====== INPUT MATERIAL ======

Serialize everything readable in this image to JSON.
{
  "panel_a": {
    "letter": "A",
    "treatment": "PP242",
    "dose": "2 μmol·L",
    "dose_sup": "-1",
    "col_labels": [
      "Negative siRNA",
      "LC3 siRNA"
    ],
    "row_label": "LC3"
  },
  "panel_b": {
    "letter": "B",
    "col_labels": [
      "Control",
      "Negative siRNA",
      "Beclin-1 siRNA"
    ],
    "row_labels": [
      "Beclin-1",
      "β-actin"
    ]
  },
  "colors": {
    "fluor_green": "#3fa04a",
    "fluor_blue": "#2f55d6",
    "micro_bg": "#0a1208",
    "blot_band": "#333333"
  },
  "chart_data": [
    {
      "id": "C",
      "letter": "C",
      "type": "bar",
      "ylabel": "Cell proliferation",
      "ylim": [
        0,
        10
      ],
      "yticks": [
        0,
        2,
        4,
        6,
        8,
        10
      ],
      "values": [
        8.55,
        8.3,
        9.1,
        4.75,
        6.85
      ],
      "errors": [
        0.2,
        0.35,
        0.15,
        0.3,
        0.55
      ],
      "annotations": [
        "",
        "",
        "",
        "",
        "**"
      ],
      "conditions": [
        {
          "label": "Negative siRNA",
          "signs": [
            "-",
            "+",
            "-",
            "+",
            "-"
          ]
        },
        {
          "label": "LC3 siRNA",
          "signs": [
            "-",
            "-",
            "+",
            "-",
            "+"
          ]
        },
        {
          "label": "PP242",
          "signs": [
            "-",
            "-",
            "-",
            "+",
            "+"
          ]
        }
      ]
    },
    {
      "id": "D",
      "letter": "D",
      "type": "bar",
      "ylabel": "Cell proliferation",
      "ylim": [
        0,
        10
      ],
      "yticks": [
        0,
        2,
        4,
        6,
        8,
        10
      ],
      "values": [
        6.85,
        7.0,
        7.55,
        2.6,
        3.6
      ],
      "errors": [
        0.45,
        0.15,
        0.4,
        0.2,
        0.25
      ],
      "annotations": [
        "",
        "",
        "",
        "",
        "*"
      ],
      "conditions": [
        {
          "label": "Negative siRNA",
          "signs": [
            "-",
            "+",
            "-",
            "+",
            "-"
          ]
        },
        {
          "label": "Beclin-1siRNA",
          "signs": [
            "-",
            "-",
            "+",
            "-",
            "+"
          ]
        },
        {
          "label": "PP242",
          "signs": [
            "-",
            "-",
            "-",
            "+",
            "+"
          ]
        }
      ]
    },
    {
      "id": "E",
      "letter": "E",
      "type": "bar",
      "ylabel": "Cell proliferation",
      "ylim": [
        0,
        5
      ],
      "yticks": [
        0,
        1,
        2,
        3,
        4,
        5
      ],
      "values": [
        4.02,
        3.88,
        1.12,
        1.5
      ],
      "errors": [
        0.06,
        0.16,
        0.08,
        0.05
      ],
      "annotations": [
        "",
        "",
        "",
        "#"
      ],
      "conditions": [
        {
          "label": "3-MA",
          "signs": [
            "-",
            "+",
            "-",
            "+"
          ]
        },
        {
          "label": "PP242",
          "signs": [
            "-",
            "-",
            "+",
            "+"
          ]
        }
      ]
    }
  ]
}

======

■ **INSTRUCTIONS TO FOLLOW**
Write out all of the records once more, exactly.

■ **SOLUTION TO THIS TASK**
Serialize everything readable in this image to JSON.
{
  "panel_a": {
    "letter": "A",
    "treatment": "PP242",
    "dose": "2 μmol·L",
    "dose_sup": "-1",
    "col_labels": [
      "Negative siRNA",
      "LC3 siRNA"
    ],
    "row_label": "LC3"
  },
  "panel_b": {
    "letter": "B",
    "col_labels": [
      "Control",
      "Negative siRNA",
      "Beclin-1 siRNA"
    ],
    "row_labels": [
      "Beclin-1",
      "β-actin"
    ]
  },
  "colors": {
    "fluor_green": "#3fa04a",
    "fluor_blue": "#2f55d6",
    "micro_bg": "#0a1208",
    "blot_band": "#333333"
  },
  "chart_data": [
    {
      "id": "C",
      "letter": "C",
      "type": "bar",
      "ylabel": "Cell proliferation",
      "ylim": [
        0,
        10
      ],
      "yticks": [
        0,
        2,
        4,
        6,
        8,
        10
      ],
      "values": [
        8.55,
        8.3,
        9.1,
        4.75,
        6.85
      ],
      "errors": [
        0.2,
        0.35,
        0.15,
        0.3,
        0.55
      ],
      "annotations": [
        "",
        "",
        "",
        "",
        "**"
      ],
      "conditions": [
        {
          "label": "Negative siRNA",
          "signs": [
            "-",
            "+",
            "-",
            "+",
            "-"
          ]
        },
        {
          "label": "LC3 siRNA",
          "signs": [
            "-",
            "-",
            "+",
            "-",
            "+"
          ]
        },
        {
          "label": "PP242",
          "signs": [
            "-",
            "-",
            "-",
            "+",
            "+"
          ]
        }
      ]
    },
    {
      "id": "D",
      "letter": "D",
      "type": "bar",
      "ylabel": "Cell proliferation",
      "ylim": [
        0,
        10
      ],
      "yticks": [
        0,
        2,
        4,
        6,
        8,
        10
      ],
      "values": [
        6.85,
        7.0,
        7.55,
        2.6,
        3.6
      ],
      "errors": [
        0.45,
        0.15,
        0.4,
        0.2,
        0.25
      ],
      "annotations": [
        "",
        "",
        "",
        "",
        "*"
      ],
      "conditions": [
        {
          "label": "Negative siRNA",
          "signs": [
            "-",
            "+",
            "-",
            "+",
            "-"
          ]
        },
        {
          "label": "Beclin-1siRNA",
          "signs": [
            "-",
            "-",
            "+",
            "-",
            "+"
          ]
        },
        {
          "label": "PP242",
          "signs": [
            "-",
            "-",
            "-",
            "+",
            "+"
          ]
        }
      ]
    },
    {
      "id": "E",
      "letter": "E",
      "type": "bar",
      "ylabel": "Cell proliferation",
      "ylim": [
        0,
        5
      ],
      "yticks": [
        0,
        1,
        2,
        3,
        4,
        5
      ],
      "values": [
        4.02,
        3.88,
        1.12,
        1.5
      ],
      "errors": [
        0.06,
        0.16,
        0.08,
        0.05
      ],
      "annotations": [
        "",
        "",
        "",
        "#"
      ],
      "conditions": [
        {
          "label": "3-MA",
          "signs": [
            "-",
            "+",
            "-",
            "+"
          ]
        },
        {
          "label": "PP242",
          "signs": [
            "-",
            "-",
            "+",
            "+"
          ]
        }
      ]
    }
  ]
}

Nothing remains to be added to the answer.